• _TASK GOAL_:
In the forum thread about co-JET experiences, what did the commenter do that improved their relationship with their co-JET?

• _SELECTED TEXT_:
Co-Jet Experiences?

Hi Everyone,

I have recently found out I will be placed in a private school and there will be two Co-Jets! Would love to ask if anyone has any advice or experiences about being a Co-Jet? Or has any tips?

Thank you

9 comments
  1. One piece of advice is do not go into this thinking they will or have to be your friends. Working with co-JETs I found is like moving in with your SO. It will be awesome OR you will be on each others nerves constantly.

    I don’t work with a co-JET daily but I’ve had periods of having to be with my co-JET for extended periods of time, and being around each other so much for so long, we really got on each others nerves. I’m talking about going to school together, school all day, and going back home together (we lived in the same BoE housing). Even if I didn’t like him I felt pressured to “be his friend” esp as a 1st year JET. Some distance, even occasionally and even if they are super chill, is good for the relationship.

    I was with my co-JET in his low points and man the incessant complaining, groans, slow dip to jadedness where I had to do 90% of the work, it as awful. The worst part is no one really knows your pain because everyone else who meets him only meets him at his best (when we’re all in a good mood and go out for drinks and what not). It bled into work stuff (rightfully so because he stopped caring and I hated him). Our relationship improved after I basically ghosted him outside work hours lol.

• _DATA ROWS_:
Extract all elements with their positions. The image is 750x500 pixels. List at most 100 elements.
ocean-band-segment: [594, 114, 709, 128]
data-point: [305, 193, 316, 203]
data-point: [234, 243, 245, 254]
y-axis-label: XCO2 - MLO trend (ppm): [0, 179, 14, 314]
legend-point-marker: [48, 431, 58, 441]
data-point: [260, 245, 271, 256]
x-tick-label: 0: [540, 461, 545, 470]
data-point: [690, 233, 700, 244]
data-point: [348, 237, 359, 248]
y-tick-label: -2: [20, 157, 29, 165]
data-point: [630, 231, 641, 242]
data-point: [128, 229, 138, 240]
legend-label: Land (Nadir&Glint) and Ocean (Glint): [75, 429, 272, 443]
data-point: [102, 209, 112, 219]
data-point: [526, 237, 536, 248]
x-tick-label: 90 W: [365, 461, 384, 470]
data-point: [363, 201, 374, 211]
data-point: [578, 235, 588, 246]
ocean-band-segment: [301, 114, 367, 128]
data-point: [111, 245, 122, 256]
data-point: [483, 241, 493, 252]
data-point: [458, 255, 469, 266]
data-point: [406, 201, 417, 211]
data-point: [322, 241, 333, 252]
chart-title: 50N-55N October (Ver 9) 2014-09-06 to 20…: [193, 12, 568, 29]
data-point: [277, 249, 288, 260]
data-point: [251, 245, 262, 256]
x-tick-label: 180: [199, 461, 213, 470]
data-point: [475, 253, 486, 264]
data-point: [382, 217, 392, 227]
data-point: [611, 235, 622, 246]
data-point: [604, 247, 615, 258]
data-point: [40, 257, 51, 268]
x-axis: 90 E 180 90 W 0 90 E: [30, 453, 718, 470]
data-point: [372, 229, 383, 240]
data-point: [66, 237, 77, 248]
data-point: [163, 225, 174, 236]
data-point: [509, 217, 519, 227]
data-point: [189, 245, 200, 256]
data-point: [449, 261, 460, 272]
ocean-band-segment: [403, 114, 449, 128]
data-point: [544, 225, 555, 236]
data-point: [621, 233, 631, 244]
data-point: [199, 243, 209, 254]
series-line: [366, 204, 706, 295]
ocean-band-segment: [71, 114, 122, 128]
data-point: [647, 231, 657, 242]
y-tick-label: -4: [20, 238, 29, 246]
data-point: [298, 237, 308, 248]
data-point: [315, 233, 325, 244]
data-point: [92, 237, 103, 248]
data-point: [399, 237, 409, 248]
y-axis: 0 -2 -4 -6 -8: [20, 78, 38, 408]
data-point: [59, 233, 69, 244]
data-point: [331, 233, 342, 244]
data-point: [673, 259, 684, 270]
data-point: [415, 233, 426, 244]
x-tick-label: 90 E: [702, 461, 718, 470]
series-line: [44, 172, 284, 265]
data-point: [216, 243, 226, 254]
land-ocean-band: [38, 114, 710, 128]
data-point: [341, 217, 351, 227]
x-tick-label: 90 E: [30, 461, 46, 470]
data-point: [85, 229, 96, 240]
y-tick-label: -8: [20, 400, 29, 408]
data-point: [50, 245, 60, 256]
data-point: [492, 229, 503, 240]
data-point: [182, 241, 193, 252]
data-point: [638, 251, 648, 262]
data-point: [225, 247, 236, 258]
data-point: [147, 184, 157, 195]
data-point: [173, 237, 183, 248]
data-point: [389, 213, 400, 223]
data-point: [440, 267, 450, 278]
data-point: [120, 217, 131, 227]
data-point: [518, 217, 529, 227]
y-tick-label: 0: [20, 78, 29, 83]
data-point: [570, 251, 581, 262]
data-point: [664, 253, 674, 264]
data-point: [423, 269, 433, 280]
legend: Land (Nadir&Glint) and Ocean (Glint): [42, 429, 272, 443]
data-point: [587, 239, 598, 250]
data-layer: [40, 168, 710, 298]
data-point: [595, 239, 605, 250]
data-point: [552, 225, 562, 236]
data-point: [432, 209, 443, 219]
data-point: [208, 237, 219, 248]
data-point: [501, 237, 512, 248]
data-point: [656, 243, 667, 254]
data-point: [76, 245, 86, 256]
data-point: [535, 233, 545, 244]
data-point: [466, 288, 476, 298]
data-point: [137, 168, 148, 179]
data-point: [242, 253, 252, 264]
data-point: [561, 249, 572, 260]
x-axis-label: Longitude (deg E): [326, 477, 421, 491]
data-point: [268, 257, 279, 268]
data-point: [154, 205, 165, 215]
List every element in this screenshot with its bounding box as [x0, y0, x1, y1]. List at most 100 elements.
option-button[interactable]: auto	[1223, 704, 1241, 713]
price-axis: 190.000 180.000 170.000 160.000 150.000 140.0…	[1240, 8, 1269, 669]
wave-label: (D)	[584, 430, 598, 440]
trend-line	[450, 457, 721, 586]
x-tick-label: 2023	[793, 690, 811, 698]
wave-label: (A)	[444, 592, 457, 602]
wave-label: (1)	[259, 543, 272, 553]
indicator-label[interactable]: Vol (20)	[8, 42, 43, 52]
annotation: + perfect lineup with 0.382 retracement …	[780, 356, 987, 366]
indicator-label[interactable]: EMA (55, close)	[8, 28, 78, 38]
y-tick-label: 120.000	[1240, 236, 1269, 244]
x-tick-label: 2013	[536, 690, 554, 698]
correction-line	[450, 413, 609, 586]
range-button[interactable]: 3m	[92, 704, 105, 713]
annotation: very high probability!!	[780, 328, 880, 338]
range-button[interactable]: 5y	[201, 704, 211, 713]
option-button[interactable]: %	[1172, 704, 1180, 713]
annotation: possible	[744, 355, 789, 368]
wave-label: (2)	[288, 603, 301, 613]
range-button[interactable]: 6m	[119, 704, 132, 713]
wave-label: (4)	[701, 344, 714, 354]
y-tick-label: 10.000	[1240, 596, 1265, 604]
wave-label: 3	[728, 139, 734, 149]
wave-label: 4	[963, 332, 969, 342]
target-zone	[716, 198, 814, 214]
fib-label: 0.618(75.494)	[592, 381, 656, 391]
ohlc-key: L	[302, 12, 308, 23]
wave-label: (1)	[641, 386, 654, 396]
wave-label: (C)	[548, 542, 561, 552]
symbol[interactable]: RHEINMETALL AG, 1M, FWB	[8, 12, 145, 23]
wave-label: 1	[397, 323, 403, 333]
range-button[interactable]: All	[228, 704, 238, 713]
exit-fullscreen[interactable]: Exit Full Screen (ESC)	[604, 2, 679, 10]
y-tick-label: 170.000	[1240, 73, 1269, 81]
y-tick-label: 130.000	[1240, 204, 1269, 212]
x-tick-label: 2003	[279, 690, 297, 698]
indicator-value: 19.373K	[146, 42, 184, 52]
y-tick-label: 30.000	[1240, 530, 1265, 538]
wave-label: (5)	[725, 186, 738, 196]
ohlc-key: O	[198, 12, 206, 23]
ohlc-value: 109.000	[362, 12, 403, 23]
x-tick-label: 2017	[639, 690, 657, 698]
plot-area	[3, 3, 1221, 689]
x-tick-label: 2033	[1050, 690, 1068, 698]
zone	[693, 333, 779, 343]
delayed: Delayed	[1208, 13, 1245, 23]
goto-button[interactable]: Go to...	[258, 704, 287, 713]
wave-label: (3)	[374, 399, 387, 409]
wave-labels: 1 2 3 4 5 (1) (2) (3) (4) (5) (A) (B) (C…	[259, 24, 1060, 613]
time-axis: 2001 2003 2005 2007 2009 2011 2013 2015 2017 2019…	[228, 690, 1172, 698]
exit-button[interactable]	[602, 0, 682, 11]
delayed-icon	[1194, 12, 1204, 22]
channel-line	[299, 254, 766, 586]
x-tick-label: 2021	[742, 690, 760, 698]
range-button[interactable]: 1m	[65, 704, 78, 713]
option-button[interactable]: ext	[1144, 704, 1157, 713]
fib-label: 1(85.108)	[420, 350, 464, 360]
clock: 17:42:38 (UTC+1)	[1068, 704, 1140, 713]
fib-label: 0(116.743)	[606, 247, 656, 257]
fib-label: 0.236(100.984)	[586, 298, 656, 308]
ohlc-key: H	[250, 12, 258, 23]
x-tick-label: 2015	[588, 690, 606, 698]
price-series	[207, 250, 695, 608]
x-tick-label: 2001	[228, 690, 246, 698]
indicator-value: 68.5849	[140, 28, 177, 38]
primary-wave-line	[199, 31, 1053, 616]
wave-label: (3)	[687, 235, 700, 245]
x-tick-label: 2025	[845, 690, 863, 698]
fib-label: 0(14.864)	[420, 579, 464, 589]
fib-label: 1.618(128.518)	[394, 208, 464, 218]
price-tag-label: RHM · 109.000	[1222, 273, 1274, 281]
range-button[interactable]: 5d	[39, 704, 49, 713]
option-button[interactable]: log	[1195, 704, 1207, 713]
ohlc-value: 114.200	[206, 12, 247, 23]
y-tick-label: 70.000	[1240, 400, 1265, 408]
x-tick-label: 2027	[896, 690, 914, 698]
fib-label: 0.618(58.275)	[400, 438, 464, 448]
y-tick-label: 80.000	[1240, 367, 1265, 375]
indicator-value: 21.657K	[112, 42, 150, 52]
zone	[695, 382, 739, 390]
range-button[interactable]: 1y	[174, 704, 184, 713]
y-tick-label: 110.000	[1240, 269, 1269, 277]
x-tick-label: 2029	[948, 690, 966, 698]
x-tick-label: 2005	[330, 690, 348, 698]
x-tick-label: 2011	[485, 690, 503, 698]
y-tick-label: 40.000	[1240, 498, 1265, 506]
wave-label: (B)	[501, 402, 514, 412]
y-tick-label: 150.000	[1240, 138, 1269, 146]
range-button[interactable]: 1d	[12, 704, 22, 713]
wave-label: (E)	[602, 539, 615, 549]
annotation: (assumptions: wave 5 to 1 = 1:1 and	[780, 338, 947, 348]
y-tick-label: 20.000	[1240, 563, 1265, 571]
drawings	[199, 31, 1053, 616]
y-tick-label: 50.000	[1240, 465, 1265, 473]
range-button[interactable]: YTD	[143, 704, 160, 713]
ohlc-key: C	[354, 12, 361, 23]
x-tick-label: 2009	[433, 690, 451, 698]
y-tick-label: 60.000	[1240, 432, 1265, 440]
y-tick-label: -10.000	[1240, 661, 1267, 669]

• _RESULT OF THIS TASK_:
They basically ghosted him outside work hours.